* [WHAT IS ASKED]
Write out every line of the material as it stands, apart from the pictures.

* [LISTING]

____

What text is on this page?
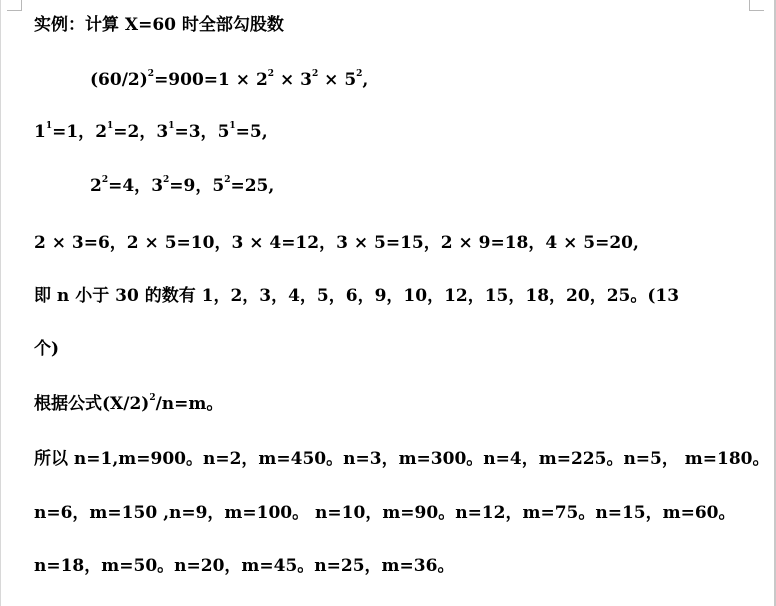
实例：计算 X=60 时全部勾股数
$(60/2)^2=900=1 \times 2^2 \times 3^2 \times 5^2$,
$1^1=1$，$2^1=2$，$3^1=3$，$5^1=5$,
$2^2=4$，$3^2=9$，$5^2=25$,
2 × 3=6，2 × 5=10，3 × 4=12，3 × 5=15，2 × 9=18，4 × 5=20,
即 n 小于 30 的数有 1，2，3，4，5，6，9，10，12，15，18，20，25。(13
个)
根据公式$(X/2)^2/n=m$。
所以 n=1,m=900。n=2，m=450。n=3，m=300。n=4，m=225。n=5， m=180。
n=6，m=150 ,n=9，m=100。 n=10，m=90。n=12，m=75。n=15，m=60。
n=18，m=50。n=20，m=45。n=25，m=36。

____

* [FINISHED ANSWER]
What text is on this page?
实例：计算 X=60 时全部勾股数
$(60/2)^2=900=1 \times 2^2 \times 3^2 \times 5^2$,
$1^1=1$，$2^1=2$，$3^1=3$，$5^1=5$,
$2^2=4$，$3^2=9$，$5^2=25$,
2 × 3=6，2 × 5=10，3 × 4=12，3 × 5=15，2 × 9=18，4 × 5=20,
即 n 小于 30 的数有 1，2，3，4，5，6，9，10，12，15，18，20，25。(13
个)
根据公式$(X/2)^2/n=m$。
所以 n=1,m=900。n=2，m=450。n=3，m=300。n=4，m=225。n=5， m=180。
n=6，m=150 ,n=9，m=100。 n=10，m=90。n=12，m=75。n=15，m=60。
n=18，m=50。n=20，m=45。n=25，m=36。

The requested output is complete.